### What to work on
Could you format every line of the items below as a JSON list of strings, one string per line with blank lines omitted? Leave the pictures out of your answer.

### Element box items
^^^^^^^^^^^^^^^^
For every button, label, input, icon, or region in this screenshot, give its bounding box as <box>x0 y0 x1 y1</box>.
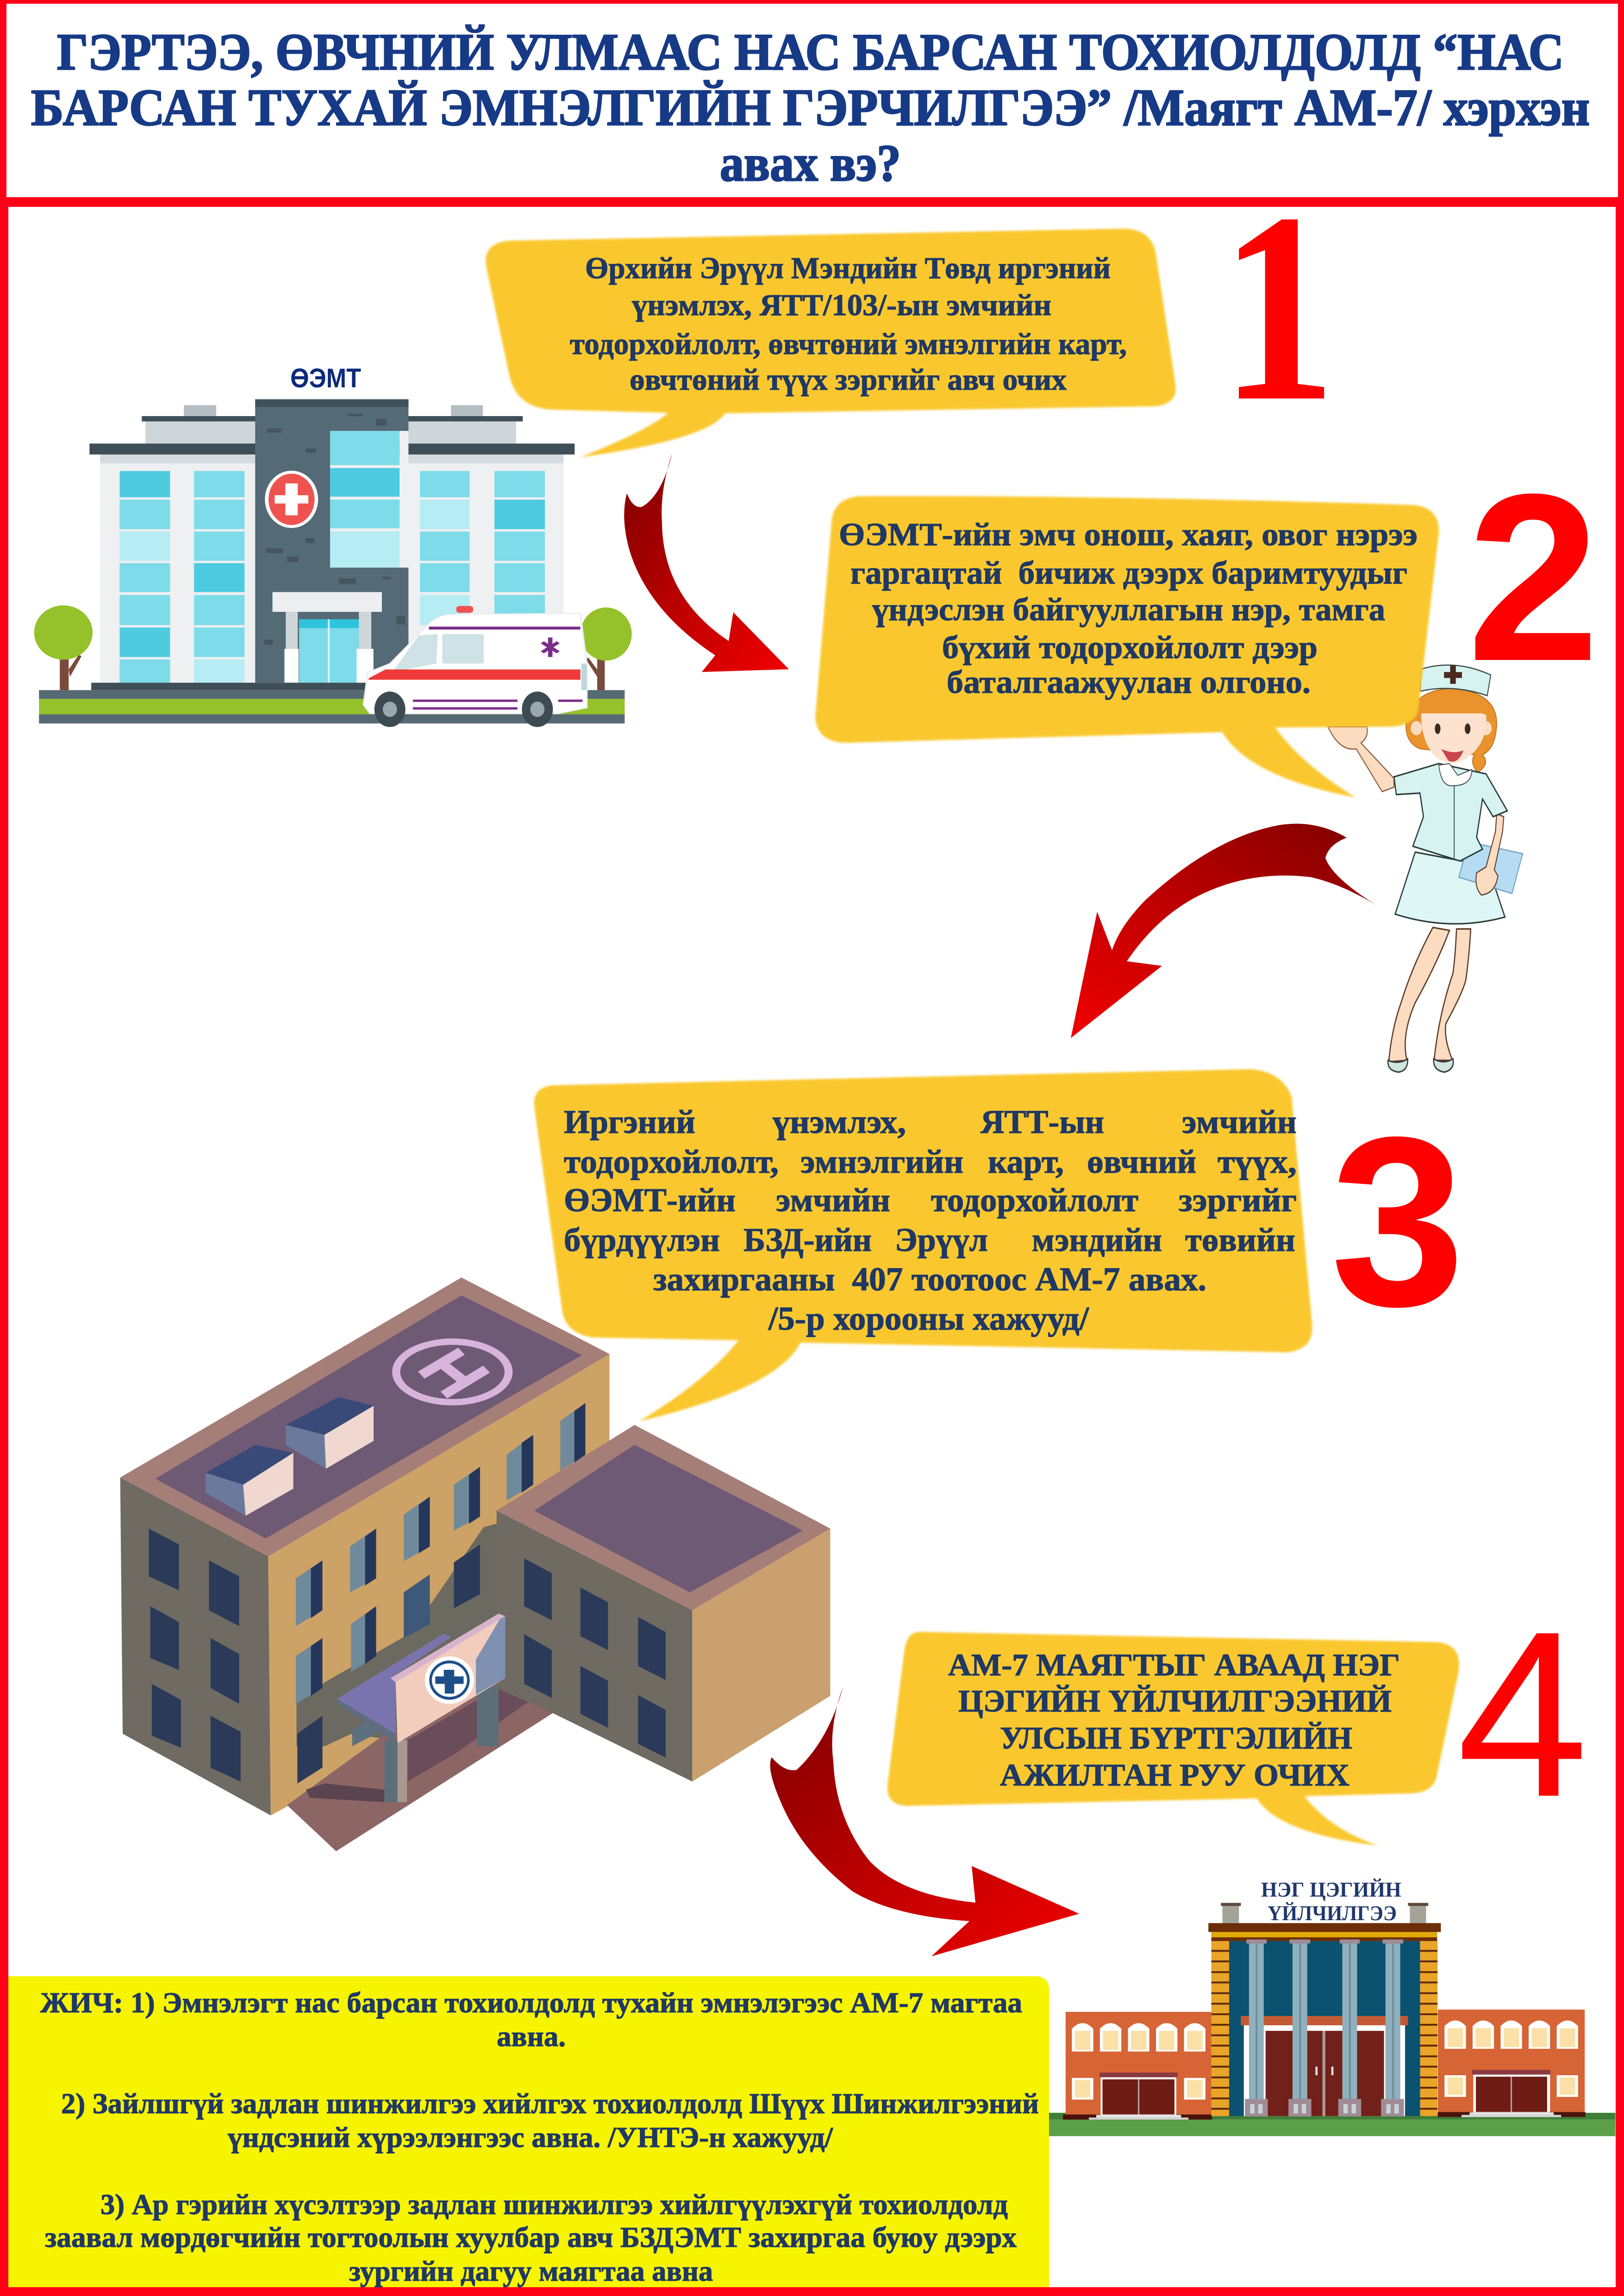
helipad <box>396 1342 509 1402</box>
step 3 text: захиргааны 407 тоотоос АМ-7 авах. <box>653 1261 1206 1298</box>
step 3 text: бүрдүүлэн <box>564 1221 720 1258</box>
step 3 text: зэргийг <box>1179 1182 1297 1219</box>
wall shadow and forecourt <box>287 1523 554 1851</box>
roof cornice <box>1208 1923 1441 1941</box>
nurse fringe <box>1419 691 1490 716</box>
note text: 2) Зайлшгүй задлан шинжилгээ хийлгэх тохиолдолд Шүүх Шинжилгээний <box>61 2088 1039 2120</box>
entrance canopy <box>334 1614 505 1802</box>
step 3 text: төвийн <box>1185 1221 1295 1258</box>
note text: 3) Ар гэрийн хүсэлтээр задлан шинжилгээ хийлгүүлэхгүй тохиолдолд <box>100 2189 1008 2221</box>
left wall windows <box>149 1529 241 1781</box>
step 1 text: Өрхийн Эрүүл Мэндийн Төвд иргэний <box>585 251 1111 285</box>
nurse skirt <box>1395 852 1505 924</box>
chimneys <box>1221 1903 1428 1923</box>
number 3: 3 <box>1330 1086 1465 1356</box>
step 3 text: /5-р хорооны хажууд/ <box>768 1300 1089 1337</box>
number 2: 2 <box>1467 445 1599 711</box>
nurse hair <box>1406 688 1497 772</box>
building sign label: ҮЙЛЧИЛГЭЭ <box>1268 1901 1397 1925</box>
step 2 text: ӨЭМТ-ийн эмч онош, хаяг, овог нэрээ <box>839 517 1418 553</box>
step 2 speech bubble <box>815 496 1439 797</box>
step 3 text: үнэмлэх, <box>773 1103 906 1140</box>
central hall <box>1229 1941 1420 2116</box>
step 4 text: АМ-7 МАЯГТЫГ АВААД НЭГ <box>948 1647 1400 1682</box>
icon: trees <box>34 605 632 690</box>
left wing <box>1063 2012 1212 2120</box>
step 4 text: ЦЭГИЙН ҮЙЛЧИЛГЭЭНИЙ <box>958 1683 1392 1718</box>
nurse legs <box>1389 927 1471 1062</box>
note text: ЖИЧ: 1) Эмнэлэгт нас барсан тохиолдолд тухайн эмнэлэгээс АМ-7 магтаа <box>40 1987 1022 2019</box>
step 3 text: эмнэлгийн <box>800 1143 963 1180</box>
columns <box>1245 1940 1404 2116</box>
nurse raised arm <box>1328 727 1394 791</box>
main left wall <box>120 1477 271 1816</box>
main roof <box>120 1277 610 1556</box>
step 1 text: өвчтөний түүх зэргийг авч очих <box>630 363 1067 397</box>
step 3 text: мэндийн <box>1032 1221 1162 1258</box>
step 3 text: БЗД-ийн <box>743 1221 872 1258</box>
step 3 text: түүх, <box>1218 1143 1297 1180</box>
illustration: one-stop service building <box>1049 1878 1615 2136</box>
step 3 text: тодорхойлолт <box>931 1182 1138 1219</box>
icon: ambulance <box>363 606 587 727</box>
step 3 speech bubble <box>534 1069 1312 1421</box>
title: авах вэ? <box>720 135 901 192</box>
step 3 text: тодорхойлолт, <box>564 1143 779 1180</box>
note text: авна. <box>497 2021 566 2053</box>
step 3 text: Иргэний <box>564 1103 695 1140</box>
hospital sign label: ӨЭМТ <box>290 363 361 393</box>
step 1 text <box>570 251 1127 397</box>
right wall windows <box>296 1403 585 1784</box>
entrance logo <box>425 1656 474 1704</box>
wing windows <box>524 1558 666 1758</box>
note panel <box>8 1976 1049 2287</box>
arrow: step 1 to step 2 <box>624 453 789 672</box>
step 3 text: өвчний <box>1087 1143 1196 1180</box>
step 4 text <box>948 1647 1400 1792</box>
illustration: nurse <box>1328 665 1523 1072</box>
illustration: ӨЭМТ hospital with ambulance <box>34 363 632 727</box>
building sign label <box>1261 1878 1401 1925</box>
wing roof <box>497 1425 830 1610</box>
title <box>31 24 1590 192</box>
note text <box>40 1987 1039 2287</box>
step 3 text: ЯТТ-ын <box>981 1103 1104 1140</box>
note text: үндсэний хүрээлэнгээс авна. /УНТЭ-н хажууд/ <box>228 2122 833 2153</box>
step 3 text: эмчийн <box>776 1182 890 1219</box>
step 4 speech bubble <box>887 1632 1459 1846</box>
step 1 text: үнэмлэх, ЯТТ/103/-ын эмчийн <box>632 288 1051 322</box>
note text: заавал мөрдөгчийн тогтоолын хуулбар авч БЗДЭМТ захиргаа буюу дээрх <box>45 2222 1017 2253</box>
step 3 text: ӨЭМТ-ийн <box>564 1182 736 1219</box>
nurse arm and hand <box>1476 814 1504 895</box>
step 2 text: бүхий тодорхойлолт дээр <box>942 630 1318 666</box>
step 2 text: гаргацтай бичиж дээрх баримтуудыг <box>850 555 1407 591</box>
nurse face <box>1411 713 1492 763</box>
step 3 text: карт, <box>988 1143 1064 1180</box>
step 2 text: баталгаажуулан олгоно. <box>947 665 1311 700</box>
step 3 text: Эрүүл <box>895 1221 988 1258</box>
main right wall <box>268 1354 610 1816</box>
title: ГЭРТЭЭ, ӨВЧНИЙ УЛМААС НАС БАРСАН ТОХИОЛДОЛД “НАС <box>57 24 1564 81</box>
note text: зургийн дагуу маягтаа авна <box>349 2256 713 2287</box>
title: БАРСАН ТУХАЙ ЭМНЭЛГИЙН ГЭРЧИЛГЭЭ” /Маягт АМ-7/ хэрхэн <box>31 79 1590 137</box>
step 4 text: УЛСЫН БҮРТГЭЛИЙН <box>1000 1720 1352 1755</box>
step 3 text <box>564 1103 1297 1337</box>
nurse shirt <box>1394 764 1507 861</box>
nurse clipboard <box>1459 842 1523 894</box>
step 2 text: үндэслэн байгууллагын нэр, тамга <box>872 592 1385 628</box>
step 1 speech bubble <box>486 229 1176 457</box>
step 4 text: АЖИЛТАН РУУ ОЧИХ <box>1000 1757 1349 1792</box>
number 4: 4 <box>1457 1582 1588 1846</box>
step 2 text <box>839 517 1418 700</box>
ground <box>1049 2113 1615 2136</box>
right wing <box>1438 2010 1586 2117</box>
arrow: step 4 to one-stop service <box>770 1687 1079 1956</box>
icon: red cross sign <box>265 471 318 528</box>
wing walls <box>497 1511 830 1781</box>
nurse cap <box>1420 665 1491 696</box>
step 3 text: эмчийн <box>1182 1103 1297 1140</box>
number 1: 1 <box>1220 157 1336 457</box>
arrow: step 2 to step 3 <box>1071 824 1382 1038</box>
illustration: isometric health department building <box>120 1277 830 1851</box>
nurse collar <box>1439 764 1472 786</box>
building sign label: НЭГ ЦЭГИЙН <box>1261 1878 1401 1901</box>
step 1 text: тодорхойлолт, өвчтөний эмнэлгийн карт, <box>570 327 1127 361</box>
side pilasters <box>1212 1941 1437 2116</box>
nurse shoes <box>1388 1059 1453 1072</box>
rooftop units <box>206 1397 374 1516</box>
^^^^^^^^^^^^^^^^
### Written answer
[
  "For every button, label, input, icon, or region in this screenshot, give its bounding box as <box>x0 y0 x1 y1</box>.",
  "helipad <box>396 1342 509 1402</box>",
  "step 3 text: захиргааны 407 тоотоос АМ-7 авах. <box>653 1261 1206 1298</box>",
  "step 3 text: бүрдүүлэн <box>564 1221 720 1258</box>",
  "step 3 text: зэргийг <box>1179 1182 1297 1219</box>",
  "wall shadow and forecourt <box>287 1523 554 1851</box>",
  "roof cornice <box>1208 1923 1441 1941</box>",
  "nurse fringe <box>1419 691 1490 716</box>",
  "note text: 2) Зайлшгүй задлан шинжилгээ хийлгэх тохиолдолд Шүүх Шинжилгээний <box>61 2088 1039 2120</box>",
  "entrance canopy <box>334 1614 505 1802</box>",
  "step 3 text: төвийн <box>1185 1221 1295 1258</box>",
  "note text: 3) Ар гэрийн хүсэлтээр задлан шинжилгээ хийлгүүлэхгүй тохиолдолд <box>100 2189 1008 2221</box>",
  "left wall windows <box>149 1529 241 1781</box>",
  "step 1 text: Өрхийн Эрүүл Мэндийн Төвд иргэний <box>585 251 1111 285</box>",
  "nurse skirt <box>1395 852 1505 924</box>",
  "chimneys <box>1221 1903 1428 1923</box>",
  "number 3: 3 <box>1330 1086 1465 1356</box>",
  "step 3 text: /5-р хорооны хажууд/ <box>768 1300 1089 1337</box>",
  "number 2: 2 <box>1467 445 1599 711</box>",
  "nurse hair <box>1406 688 1497 772</box>",
  "building sign label: ҮЙЛЧИЛГЭЭ <box>1268 1901 1397 1925</box>",
  "step 2 text: ӨЭМТ-ийн эмч онош, хаяг, овог нэрээ <box>839 517 1418 553</box>",
  "step 2 speech bubble <box>815 496 1439 797</box>",
  "step 3 text: үнэмлэх, <box>773 1103 906 1140</box>",
  "central hall <box>1229 1941 1420 2116</box>",
  "step 4 text: АМ-7 МАЯГТЫГ АВААД НЭГ <box>948 1647 1400 1682</box>",
  "icon: trees <box>34 605 632 690</box>",
  "left wing <box>1063 2012 1212 2120</box>",
  "step 4 text: ЦЭГИЙН ҮЙЛЧИЛГЭЭНИЙ <box>958 1683 1392 1718</box>",
  "nurse legs <box>1389 927 1471 1062</box>",
  "note text: ЖИЧ: 1) Эмнэлэгт нас барсан тохиолдолд тухайн эмнэлэгээс АМ-7 магтаа <box>40 1987 1022 2019</box>",
  "step 3 text: эмнэлгийн <box>800 1143 963 1180</box>",
  "columns <box>1245 1940 1404 2116</box>",
  "nurse raised arm <box>1328 727 1394 791</box>",
  "main left wall <box>120 1477 271 1816</box>",
  "main roof <box>120 1277 610 1556</box>",
  "step 1 text: өвчтөний түүх зэргийг авч очих <box>630 363 1067 397</box>",
  "step 3 text: мэндийн <box>1032 1221 1162 1258</box>",
  "step 3 text: БЗД-ийн <box>743 1221 872 1258</box>",
  "step 3 text: түүх, <box>1218 1143 1297 1180</box>",
  "illustration: one-stop service building <box>1049 1878 1615 2136</box>",
  "step 3 text: тодорхойлолт <box>931 1182 1138 1219</box>",
  "icon: ambulance <box>363 606 587 727</box>",
  "step 3 speech bubble <box>534 1069 1312 1421</box>",
  "title: авах вэ? <box>720 135 901 192</box>",
  "step 3 text: тодорхойлолт, <box>564 1143 779 1180</box>",
  "note text: авна. <box>497 2021 566 2053</box>",
  "step 3 text: Иргэний <box>564 1103 695 1140</box>",
  "hospital sign label: ӨЭМТ <box>290 363 361 393</box>",
  "step 1 text <box>570 251 1127 397</box>",
  "right wall windows <box>296 1403 585 1784</box>",
  "entrance logo <box>425 1656 474 1704</box>",
  "wing windows <box>524 1558 666 1758</box>",
  "note panel <box>8 1976 1049 2287</box>",
  "arrow: step 1 to step 2 <box>624 453 789 672</box>",
  "step 3 text: өвчний <box>1087 1143 1196 1180</box>",
  "step 4 text <box>948 1647 1400 1792</box>",
  "illustration: nurse <box>1328 665 1523 1072</box>",
  "illustration: ӨЭМТ hospital with ambulance <box>34 363 632 727</box>",
  "building sign label <box>1261 1878 1401 1925</box>",
  "wing roof <box>497 1425 830 1610</box>",
  "title <box>31 24 1590 192</box>",
  "note text <box>40 1987 1039 2287</box>",
  "step 3 text: ЯТТ-ын <box>981 1103 1104 1140</box>",
  "note text: үндсэний хүрээлэнгээс авна. /УНТЭ-н хажууд/ <box>228 2122 833 2153</box>",
  "step 3 text: эмчийн <box>776 1182 890 1219</box>",
  "step 4 speech bubble <box>887 1632 1459 1846</box>",
  "step 1 text: үнэмлэх, ЯТТ/103/-ын эмчийн <box>632 288 1051 322</box>",
  "note text: заавал мөрдөгчийн тогтоолын хуулбар авч БЗДЭМТ захиргаа буюу дээрх <box>45 2222 1017 2253</box>",
  "step 3 text: ӨЭМТ-ийн <box>564 1182 736 1219</box>",
  "nurse arm and hand <box>1476 814 1504 895</box>",
  "step 2 text: бүхий тодорхойлолт дээр <box>942 630 1318 666</box>",
  "step 2 text: гаргацтай бичиж дээрх баримтуудыг <box>850 555 1407 591</box>",
  "nurse face <box>1411 713 1492 763</box>",
  "step 3 text: карт, <box>988 1143 1064 1180</box>",
  "step 2 text: баталгаажуулан олгоно. <box>947 665 1311 700</box>",
  "step 3 text: Эрүүл <box>895 1221 988 1258</box>",
  "main right wall <box>268 1354 610 1816</box>",
  "title: ГЭРТЭЭ, ӨВЧНИЙ УЛМААС НАС БАРСАН ТОХИОЛДОЛД “НАС <box>57 24 1564 81</box>",
  "note text: зургийн дагуу маягтаа авна <box>349 2256 713 2287</box>",
  "title: БАРСАН ТУХАЙ ЭМНЭЛГИЙН ГЭРЧИЛГЭЭ” /Маягт АМ-7/ хэрхэн <box>31 79 1590 137</box>",
  "step 4 text: УЛСЫН БҮРТГЭЛИЙН <box>1000 1720 1352 1755</box>",
  "step 3 text <box>564 1103 1297 1337</box>",
  "nurse shirt <box>1394 764 1507 861</box>",
  "nurse clipboard <box>1459 842 1523 894</box>",
  "step 2 text: үндэслэн байгууллагын нэр, тамга <box>872 592 1385 628</box>",
  "step 1 speech bubble <box>486 229 1176 457</box>",
  "step 4 text: АЖИЛТАН РУУ ОЧИХ <box>1000 1757 1349 1792</box>",
  "number 4: 4 <box>1457 1582 1588 1846</box>",
  "step 2 text <box>839 517 1418 700</box>",
  "ground <box>1049 2113 1615 2136</box>",
  "right wing <box>1438 2010 1586 2117</box>",
  "arrow: step 4 to one-stop service <box>770 1687 1079 1956</box>",
  "icon: red cross sign <box>265 471 318 528</box>",
  "wing walls <box>497 1511 830 1781</box>",
  "nurse cap <box>1420 665 1491 696</box>",
  "step 3 text: эмчийн <box>1182 1103 1297 1140</box>",
  "number 1: 1 <box>1220 157 1336 457</box>",
  "arrow: step 2 to step 3 <box>1071 824 1382 1038</box>",
  "illustration: isometric health department building <box>120 1277 830 1851</box>",
  "nurse collar <box>1439 764 1472 786</box>",
  "building sign label: НЭГ ЦЭГИЙН <box>1261 1878 1401 1901</box>",
  "step 1 text: тодорхойлолт, өвчтөний эмнэлгийн карт, <box>570 327 1127 361</box>",
  "side pilasters <box>1212 1941 1437 2116</box>",
  "nurse shoes <box>1388 1059 1453 1072</box>",
  "rooftop units <box>206 1397 374 1516</box>"
]